— Do this —
Reproduce the listing below exactly. Pictures do not belong in the copy.

──────── Task inputs ────────

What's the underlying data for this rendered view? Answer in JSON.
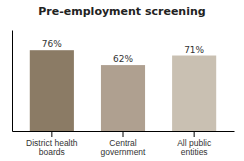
{
  "chart_data": {
    "type": "bar",
    "title": "Pre-employment screening",
    "categories": [
      "District health\nboards",
      "Central\ngovernment",
      "All public\nentities"
    ],
    "values": [
      76,
      62,
      71
    ],
    "value_labels": [
      "76%",
      "62%",
      "71%"
    ],
    "data_labels": true,
    "colors": [
      "#8B7B65",
      "#AFA090",
      "#C9C0B2"
    ],
    "ylim": [
      0,
      95
    ],
    "tick_labels": "x",
    "grid": false
  }
}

────────

— Finished task —
What's the underlying data for this rendered view? Answer in JSON.
{
  "chart_data": {
    "type": "bar",
    "title": "Pre-employment screening",
    "categories": [
      "District health\nboards",
      "Central\ngovernment",
      "All public\nentities"
    ],
    "values": [
      76,
      62,
      71
    ],
    "value_labels": [
      "76%",
      "62%",
      "71%"
    ],
    "data_labels": true,
    "colors": [
      "#8B7B65",
      "#AFA090",
      "#C9C0B2"
    ],
    "ylim": [
      0,
      95
    ],
    "tick_labels": "x",
    "grid": false
  }
}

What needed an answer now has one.